* _Goal_
Copy out the entries below in full and exactly.
#### Provided records
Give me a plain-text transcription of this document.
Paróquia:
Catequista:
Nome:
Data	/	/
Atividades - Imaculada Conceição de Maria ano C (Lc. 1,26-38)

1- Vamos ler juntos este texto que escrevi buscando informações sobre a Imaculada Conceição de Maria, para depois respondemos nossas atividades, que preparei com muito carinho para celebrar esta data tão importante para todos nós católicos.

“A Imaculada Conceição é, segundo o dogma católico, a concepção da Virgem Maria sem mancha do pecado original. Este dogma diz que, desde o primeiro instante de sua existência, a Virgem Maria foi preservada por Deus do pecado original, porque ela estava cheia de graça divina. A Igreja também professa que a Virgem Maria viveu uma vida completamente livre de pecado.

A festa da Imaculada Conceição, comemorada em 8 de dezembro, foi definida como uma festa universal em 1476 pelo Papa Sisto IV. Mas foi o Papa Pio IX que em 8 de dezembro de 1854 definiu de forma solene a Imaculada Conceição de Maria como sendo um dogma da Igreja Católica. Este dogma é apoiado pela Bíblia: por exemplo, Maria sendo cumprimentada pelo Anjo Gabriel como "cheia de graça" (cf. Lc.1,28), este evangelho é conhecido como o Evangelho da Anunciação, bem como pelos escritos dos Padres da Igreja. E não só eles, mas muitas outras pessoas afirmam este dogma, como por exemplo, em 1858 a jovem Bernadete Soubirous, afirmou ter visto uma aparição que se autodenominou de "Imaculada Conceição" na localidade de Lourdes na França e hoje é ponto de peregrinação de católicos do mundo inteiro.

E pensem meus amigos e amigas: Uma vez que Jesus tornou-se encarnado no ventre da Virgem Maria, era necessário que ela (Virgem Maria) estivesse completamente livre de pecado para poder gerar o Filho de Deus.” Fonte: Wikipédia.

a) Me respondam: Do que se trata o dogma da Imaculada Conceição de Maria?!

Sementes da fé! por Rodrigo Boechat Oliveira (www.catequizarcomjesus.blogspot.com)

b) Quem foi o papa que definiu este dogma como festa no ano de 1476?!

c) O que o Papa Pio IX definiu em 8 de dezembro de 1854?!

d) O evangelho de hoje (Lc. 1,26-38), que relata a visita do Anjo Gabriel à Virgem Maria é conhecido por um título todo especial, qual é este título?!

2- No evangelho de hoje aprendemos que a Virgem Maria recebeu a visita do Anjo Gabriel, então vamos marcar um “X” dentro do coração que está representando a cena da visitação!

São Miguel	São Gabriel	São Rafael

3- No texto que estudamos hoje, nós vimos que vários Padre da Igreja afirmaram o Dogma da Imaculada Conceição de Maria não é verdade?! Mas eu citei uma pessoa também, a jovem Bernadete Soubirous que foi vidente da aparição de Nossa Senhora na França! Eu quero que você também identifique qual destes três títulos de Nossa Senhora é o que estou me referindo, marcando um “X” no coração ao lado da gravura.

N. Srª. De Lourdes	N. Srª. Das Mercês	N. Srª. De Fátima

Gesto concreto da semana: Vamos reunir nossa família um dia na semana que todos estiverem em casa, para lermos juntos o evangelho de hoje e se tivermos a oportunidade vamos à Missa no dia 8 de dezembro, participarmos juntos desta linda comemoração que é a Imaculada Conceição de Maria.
########
* _Answer to the task_
Give me a plain-text transcription of this document.
Paróquia:
Catequista:
Nome:
Data	/	/
Atividades - Imaculada Conceição de Maria ano C (Lc. 1,26-38)

1- Vamos ler juntos este texto que escrevi buscando informações sobre a Imaculada Conceição de Maria, para depois respondemos nossas atividades, que preparei com muito carinho para celebrar esta data tão importante para todos nós católicos.

“A Imaculada Conceição é, segundo o dogma católico, a concepção da Virgem Maria sem mancha do pecado original. Este dogma diz que, desde o primeiro instante de sua existência, a Virgem Maria foi preservada por Deus do pecado original, porque ela estava cheia de graça divina. A Igreja também professa que a Virgem Maria viveu uma vida completamente livre de pecado.

A festa da Imaculada Conceição, comemorada em 8 de dezembro, foi definida como uma festa universal em 1476 pelo Papa Sisto IV. Mas foi o Papa Pio IX que em 8 de dezembro de 1854 definiu de forma solene a Imaculada Conceição de Maria como sendo um dogma da Igreja Católica. Este dogma é apoiado pela Bíblia: por exemplo, Maria sendo cumprimentada pelo Anjo Gabriel como "cheia de graça" (cf. Lc.1,28), este evangelho é conhecido como o Evangelho da Anunciação, bem como pelos escritos dos Padres da Igreja. E não só eles, mas muitas outras pessoas afirmam este dogma, como por exemplo, em 1858 a jovem Bernadete Soubirous, afirmou ter visto uma aparição que se autodenominou de "Imaculada Conceição" na localidade de Lourdes na França e hoje é ponto de peregrinação de católicos do mundo inteiro.

E pensem meus amigos e amigas: Uma vez que Jesus tornou-se encarnado no ventre da Virgem Maria, era necessário que ela (Virgem Maria) estivesse completamente livre de pecado para poder gerar o Filho de Deus.” Fonte: Wikipédia.

a) Me respondam: Do que se trata o dogma da Imaculada Conceição de Maria?!

Sementes da fé! por Rodrigo Boechat Oliveira (www.catequizarcomjesus.blogspot.com)

b) Quem foi o papa que definiu este dogma como festa no ano de 1476?!

c) O que o Papa Pio IX definiu em 8 de dezembro de 1854?!

d) O evangelho de hoje (Lc. 1,26-38), que relata a visita do Anjo Gabriel à Virgem Maria é conhecido por um título todo especial, qual é este título?!

2- No evangelho de hoje aprendemos que a Virgem Maria recebeu a visita do Anjo Gabriel, então vamos marcar um “X” dentro do coração que está representando a cena da visitação!

São Miguel	São Gabriel	São Rafael

3- No texto que estudamos hoje, nós vimos que vários Padre da Igreja afirmaram o Dogma da Imaculada Conceição de Maria não é verdade?! Mas eu citei uma pessoa também, a jovem Bernadete Soubirous que foi vidente da aparição de Nossa Senhora na França! Eu quero que você também identifique qual destes três títulos de Nossa Senhora é o que estou me referindo, marcando um “X” no coração ao lado da gravura.

N. Srª. De Lourdes	N. Srª. Das Mercês	N. Srª. De Fátima

Gesto concreto da semana: Vamos reunir nossa família um dia na semana que todos estiverem em casa, para lermos juntos o evangelho de hoje e se tivermos a oportunidade vamos à Missa no dia 8 de dezembro, participarmos juntos desta linda comemoração que é a Imaculada Conceição de Maria.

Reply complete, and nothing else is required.